TASK INSTRUCTIONS:
All the data should be repeated exactly. Any image in it is left out.

Start of AVAILABLE RECORDS

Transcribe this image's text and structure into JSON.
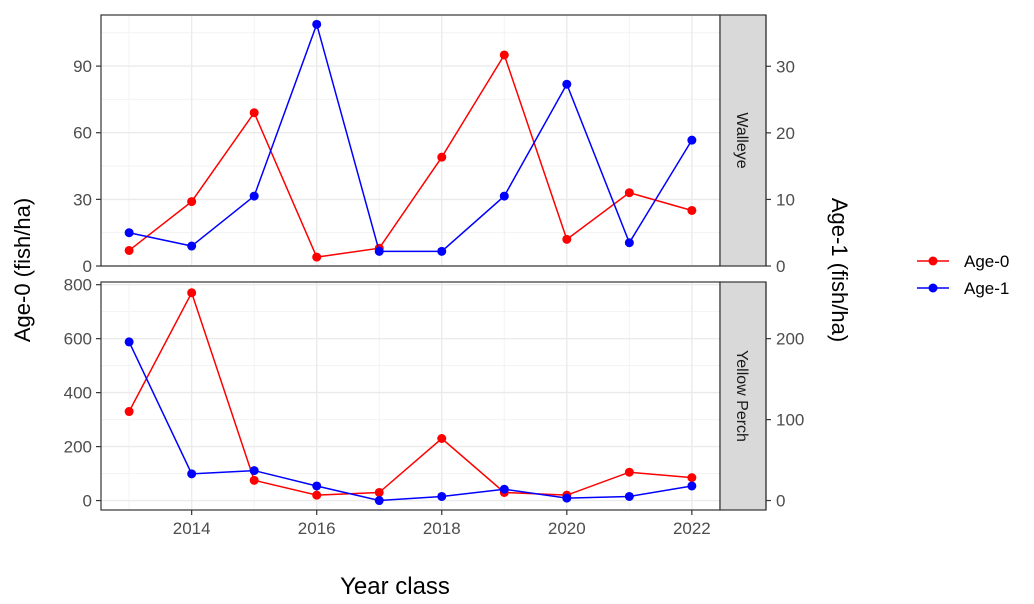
{
  "chart_data": {
    "type": "line",
    "x_label": "Year class",
    "y_label_left": "Age-0 (fish/ha)",
    "y_label_right": "Age-1 (fish/ha)",
    "x": [
      2013,
      2014,
      2015,
      2016,
      2017,
      2018,
      2019,
      2020,
      2021,
      2022
    ],
    "x_ticks": [
      "2014",
      "2016",
      "2018",
      "2020",
      "2022"
    ],
    "x_range": [
      2012.55,
      2022.45
    ],
    "grid": true,
    "legend_position": "right",
    "legend": [
      {
        "label": "Age-0",
        "color": "#ff0000"
      },
      {
        "label": "Age-1",
        "color": "#0000ff"
      }
    ],
    "panels": [
      {
        "strip_label": "Walleye",
        "left_range": [
          0,
          113
        ],
        "left_ticks": [
          "0",
          "30",
          "60",
          "90"
        ],
        "right_range": [
          0,
          37.7
        ],
        "right_ticks": [
          "0",
          "10",
          "20",
          "30"
        ],
        "series": [
          {
            "name": "Age-0",
            "axis": "left",
            "color": "#ff0000",
            "values": [
              7,
              29,
              69,
              4,
              8,
              49,
              95,
              12,
              33,
              25
            ]
          },
          {
            "name": "Age-1",
            "axis": "right",
            "color": "#0000ff",
            "values": [
              5,
              3,
              10.5,
              36.3,
              2.2,
              2.2,
              10.5,
              27.3,
              3.5,
              18.9
            ]
          }
        ]
      },
      {
        "strip_label": "Yellow Perch",
        "left_range": [
          -35,
          810
        ],
        "left_ticks": [
          "0",
          "200",
          "400",
          "600",
          "800"
        ],
        "right_range": [
          -11.7,
          270
        ],
        "right_ticks": [
          "0",
          "100",
          "200"
        ],
        "series": [
          {
            "name": "Age-0",
            "axis": "left",
            "color": "#ff0000",
            "values": [
              330,
              770,
              75,
              20,
              30,
              230,
              30,
              20,
              105,
              85
            ]
          },
          {
            "name": "Age-1",
            "axis": "right",
            "color": "#0000ff",
            "values": [
              196,
              33,
              37,
              18,
              0,
              5,
              14,
              3,
              5,
              18
            ]
          }
        ]
      }
    ]
  }
}
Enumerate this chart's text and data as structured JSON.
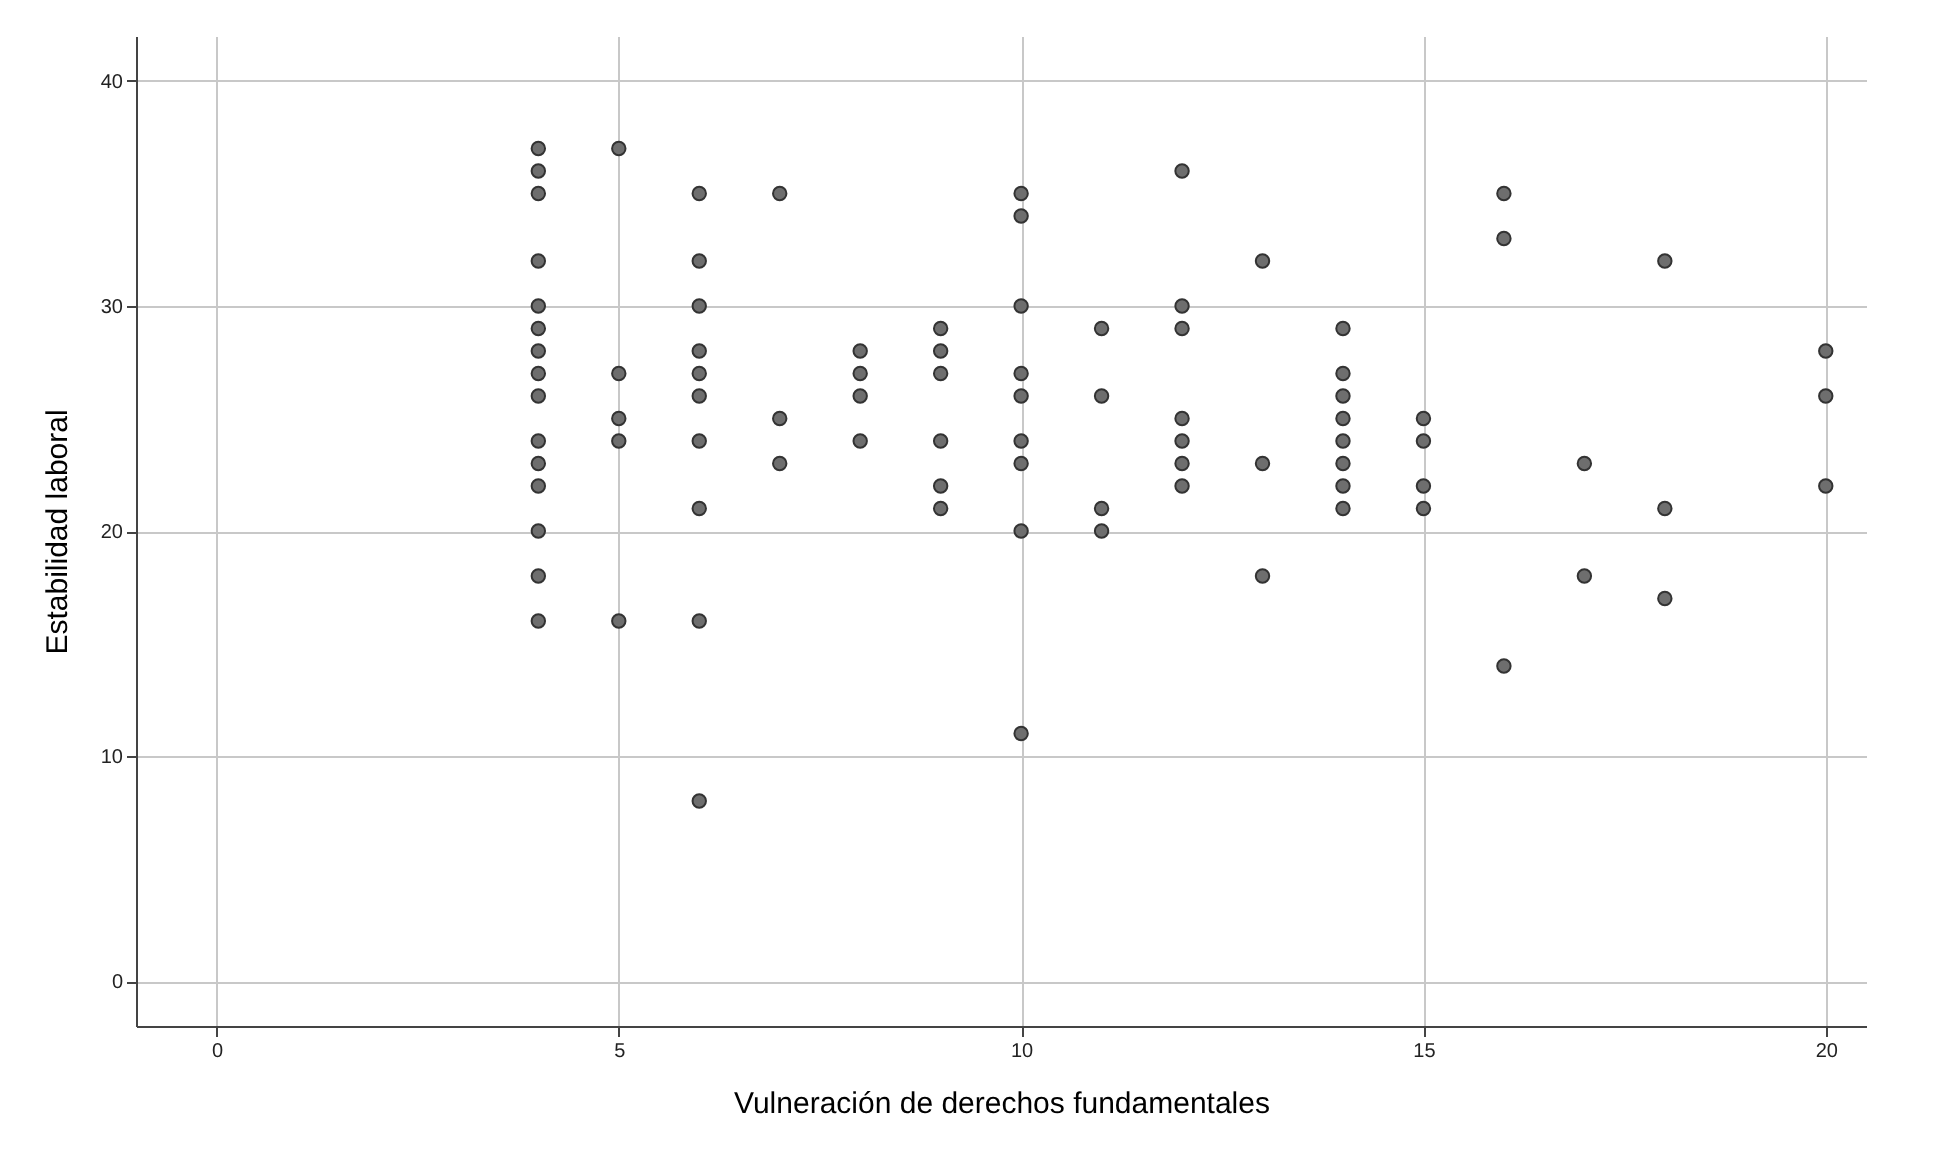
{
  "chart_data": {
    "type": "scatter",
    "xlabel": "Vulneración de derechos fundamentales",
    "ylabel": "Estabilidad laboral",
    "xlim": [
      -1,
      20.5
    ],
    "ylim": [
      -2,
      42
    ],
    "xticks": [
      0,
      5,
      10,
      15,
      20
    ],
    "yticks": [
      0,
      10,
      20,
      30,
      40
    ],
    "grid": true,
    "marker": "circle",
    "series": [
      {
        "color": "#6e6e6e",
        "x": [
          4,
          4,
          4,
          4,
          4,
          4,
          4,
          4,
          4,
          4,
          4,
          4,
          4,
          4,
          4,
          5,
          5,
          5,
          5,
          5,
          6,
          6,
          6,
          6,
          6,
          6,
          6,
          6,
          6,
          6,
          7,
          7,
          7,
          8,
          8,
          8,
          8,
          9,
          9,
          9,
          9,
          9,
          9,
          10,
          10,
          10,
          10,
          10,
          10,
          10,
          10,
          10,
          11,
          11,
          11,
          11,
          12,
          12,
          12,
          12,
          12,
          12,
          12,
          13,
          13,
          13,
          14,
          14,
          14,
          14,
          14,
          14,
          14,
          14,
          15,
          15,
          15,
          15,
          16,
          16,
          16,
          17,
          17,
          18,
          18,
          18,
          20,
          20,
          20
        ],
        "values": [
          37,
          36,
          35,
          32,
          30,
          29,
          28,
          27,
          26,
          24,
          23,
          22,
          20,
          18,
          16,
          37,
          27,
          25,
          24,
          16,
          35,
          32,
          30,
          28,
          27,
          26,
          24,
          21,
          16,
          8,
          35,
          25,
          23,
          28,
          27,
          26,
          24,
          29,
          28,
          27,
          24,
          22,
          21,
          35,
          34,
          30,
          27,
          26,
          24,
          23,
          20,
          11,
          29,
          26,
          21,
          20,
          36,
          30,
          29,
          25,
          24,
          23,
          22,
          32,
          23,
          18,
          29,
          27,
          26,
          25,
          24,
          23,
          22,
          21,
          25,
          24,
          22,
          21,
          35,
          33,
          14,
          23,
          18,
          32,
          21,
          17,
          28,
          26,
          22
        ]
      }
    ]
  }
}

End of AVAILABLE RECORDS

WRITTEN REPLY:
Transcribe this image's text and structure into JSON.
{
  "chart_data": {
    "type": "line",
    "x_label": "Year class",
    "y_label_left": "Age-0 (fish/ha)",
    "y_label_right": "Age-1 (fish/ha)",
    "x": [
      2013,
      2014,
      2015,
      2016,
      2017,
      2018,
      2019,
      2020,
      2021,
      2022
    ],
    "x_ticks": [
      "2014",
      "2016",
      "2018",
      "2020",
      "2022"
    ],
    "x_range": [
      2012.55,
      2022.45
    ],
    "grid": true,
    "legend_position": "right",
    "legend": [
      {
        "label": "Age-0",
        "color": "#ff0000"
      },
      {
        "label": "Age-1",
        "color": "#0000ff"
      }
    ],
    "panels": [
      {
        "strip_label": "Walleye",
        "left_range": [
          0,
          113
        ],
        "left_ticks": [
          "0",
          "30",
          "60",
          "90"
        ],
        "right_range": [
          0,
          37.7
        ],
        "right_ticks": [
          "0",
          "10",
          "20",
          "30"
        ],
        "series": [
          {
            "name": "Age-0",
            "axis": "left",
            "color": "#ff0000",
            "values": [
              7,
              29,
              69,
              4,
              8,
              49,
              95,
              12,
              33,
              25
            ]
          },
          {
            "name": "Age-1",
            "axis": "right",
            "color": "#0000ff",
            "values": [
              5,
              3,
              10.5,
              36.3,
              2.2,
              2.2,
              10.5,
              27.3,
              3.5,
              18.9
            ]
          }
        ]
      },
      {
        "strip_label": "Yellow Perch",
        "left_range": [
          -35,
          810
        ],
        "left_ticks": [
          "0",
          "200",
          "400",
          "600",
          "800"
        ],
        "right_range": [
          -11.7,
          270
        ],
        "right_ticks": [
          "0",
          "100",
          "200"
        ],
        "series": [
          {
            "name": "Age-0",
            "axis": "left",
            "color": "#ff0000",
            "values": [
              330,
              770,
              75,
              20,
              30,
              230,
              30,
              20,
              105,
              85
            ]
          },
          {
            "name": "Age-1",
            "axis": "right",
            "color": "#0000ff",
            "values": [
              196,
              33,
              37,
              18,
              0,
              5,
              14,
              3,
              5,
              18
            ]
          }
        ]
      }
    ]
  }
}
Enumerate this chart's text and data as structured JSON.
{
  "chart_data": {
    "type": "scatter",
    "xlabel": "Vulneración de derechos fundamentales",
    "ylabel": "Estabilidad laboral",
    "xlim": [
      -1,
      20.5
    ],
    "ylim": [
      -2,
      42
    ],
    "xticks": [
      0,
      5,
      10,
      15,
      20
    ],
    "yticks": [
      0,
      10,
      20,
      30,
      40
    ],
    "grid": true,
    "marker": "circle",
    "series": [
      {
        "color": "#6e6e6e",
        "x": [
          4,
          4,
          4,
          4,
          4,
          4,
          4,
          4,
          4,
          4,
          4,
          4,
          4,
          4,
          4,
          5,
          5,
          5,
          5,
          5,
          6,
          6,
          6,
          6,
          6,
          6,
          6,
          6,
          6,
          6,
          7,
          7,
          7,
          8,
          8,
          8,
          8,
          9,
          9,
          9,
          9,
          9,
          9,
          10,
          10,
          10,
          10,
          10,
          10,
          10,
          10,
          10,
          11,
          11,
          11,
          11,
          12,
          12,
          12,
          12,
          12,
          12,
          12,
          13,
          13,
          13,
          14,
          14,
          14,
          14,
          14,
          14,
          14,
          14,
          15,
          15,
          15,
          15,
          16,
          16,
          16,
          17,
          17,
          18,
          18,
          18,
          20,
          20,
          20
        ],
        "values": [
          37,
          36,
          35,
          32,
          30,
          29,
          28,
          27,
          26,
          24,
          23,
          22,
          20,
          18,
          16,
          37,
          27,
          25,
          24,
          16,
          35,
          32,
          30,
          28,
          27,
          26,
          24,
          21,
          16,
          8,
          35,
          25,
          23,
          28,
          27,
          26,
          24,
          29,
          28,
          27,
          24,
          22,
          21,
          35,
          34,
          30,
          27,
          26,
          24,
          23,
          20,
          11,
          29,
          26,
          21,
          20,
          36,
          30,
          29,
          25,
          24,
          23,
          22,
          32,
          23,
          18,
          29,
          27,
          26,
          25,
          24,
          23,
          22,
          21,
          25,
          24,
          22,
          21,
          35,
          33,
          14,
          23,
          18,
          32,
          21,
          17,
          28,
          26,
          22
        ]
      }
    ]
  }
}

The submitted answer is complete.